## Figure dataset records
........

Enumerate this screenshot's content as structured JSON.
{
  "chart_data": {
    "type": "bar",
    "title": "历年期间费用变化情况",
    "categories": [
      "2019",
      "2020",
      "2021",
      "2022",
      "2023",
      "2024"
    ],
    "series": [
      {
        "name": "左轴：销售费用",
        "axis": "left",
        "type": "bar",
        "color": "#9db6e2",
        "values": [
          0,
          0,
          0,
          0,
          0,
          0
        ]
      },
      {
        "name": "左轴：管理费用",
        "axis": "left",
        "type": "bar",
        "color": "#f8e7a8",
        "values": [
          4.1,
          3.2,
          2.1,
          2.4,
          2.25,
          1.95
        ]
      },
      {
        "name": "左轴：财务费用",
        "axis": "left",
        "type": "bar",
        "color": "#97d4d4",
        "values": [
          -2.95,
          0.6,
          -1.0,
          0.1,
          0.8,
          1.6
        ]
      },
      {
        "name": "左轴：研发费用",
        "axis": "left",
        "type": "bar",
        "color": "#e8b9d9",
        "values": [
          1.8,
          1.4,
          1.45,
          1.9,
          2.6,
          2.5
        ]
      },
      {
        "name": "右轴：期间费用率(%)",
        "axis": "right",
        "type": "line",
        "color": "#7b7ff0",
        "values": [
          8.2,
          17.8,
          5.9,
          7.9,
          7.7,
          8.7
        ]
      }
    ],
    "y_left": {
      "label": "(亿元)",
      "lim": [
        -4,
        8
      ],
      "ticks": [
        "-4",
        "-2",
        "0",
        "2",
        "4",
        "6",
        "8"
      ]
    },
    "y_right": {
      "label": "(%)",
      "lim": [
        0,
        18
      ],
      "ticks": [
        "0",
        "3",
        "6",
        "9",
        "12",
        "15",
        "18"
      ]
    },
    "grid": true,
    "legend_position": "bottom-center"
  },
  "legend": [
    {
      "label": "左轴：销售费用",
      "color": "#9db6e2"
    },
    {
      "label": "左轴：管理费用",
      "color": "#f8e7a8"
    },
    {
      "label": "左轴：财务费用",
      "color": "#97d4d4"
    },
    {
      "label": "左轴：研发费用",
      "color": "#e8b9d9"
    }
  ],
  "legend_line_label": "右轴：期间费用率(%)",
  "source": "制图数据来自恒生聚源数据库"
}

........

## EXERCISE REQUIREMENTS
Return the whole listing exactly, with every line included.

## RESULT FOR THIS TASK
Enumerate this screenshot's content as structured JSON.
{
  "chart_data": {
    "type": "bar",
    "title": "历年期间费用变化情况",
    "categories": [
      "2019",
      "2020",
      "2021",
      "2022",
      "2023",
      "2024"
    ],
    "series": [
      {
        "name": "左轴：销售费用",
        "axis": "left",
        "type": "bar",
        "color": "#9db6e2",
        "values": [
          0,
          0,
          0,
          0,
          0,
          0
        ]
      },
      {
        "name": "左轴：管理费用",
        "axis": "left",
        "type": "bar",
        "color": "#f8e7a8",
        "values": [
          4.1,
          3.2,
          2.1,
          2.4,
          2.25,
          1.95
        ]
      },
      {
        "name": "左轴：财务费用",
        "axis": "left",
        "type": "bar",
        "color": "#97d4d4",
        "values": [
          -2.95,
          0.6,
          -1.0,
          0.1,
          0.8,
          1.6
        ]
      },
      {
        "name": "左轴：研发费用",
        "axis": "left",
        "type": "bar",
        "color": "#e8b9d9",
        "values": [
          1.8,
          1.4,
          1.45,
          1.9,
          2.6,
          2.5
        ]
      },
      {
        "name": "右轴：期间费用率(%)",
        "axis": "right",
        "type": "line",
        "color": "#7b7ff0",
        "values": [
          8.2,
          17.8,
          5.9,
          7.9,
          7.7,
          8.7
        ]
      }
    ],
    "y_left": {
      "label": "(亿元)",
      "lim": [
        -4,
        8
      ],
      "ticks": [
        "-4",
        "-2",
        "0",
        "2",
        "4",
        "6",
        "8"
      ]
    },
    "y_right": {
      "label": "(%)",
      "lim": [
        0,
        18
      ],
      "ticks": [
        "0",
        "3",
        "6",
        "9",
        "12",
        "15",
        "18"
      ]
    },
    "grid": true,
    "legend_position": "bottom-center"
  },
  "legend": [
    {
      "label": "左轴：销售费用",
      "color": "#9db6e2"
    },
    {
      "label": "左轴：管理费用",
      "color": "#f8e7a8"
    },
    {
      "label": "左轴：财务费用",
      "color": "#97d4d4"
    },
    {
      "label": "左轴：研发费用",
      "color": "#e8b9d9"
    }
  ],
  "legend_line_label": "右轴：期间费用率(%)",
  "source": "制图数据来自恒生聚源数据库"
}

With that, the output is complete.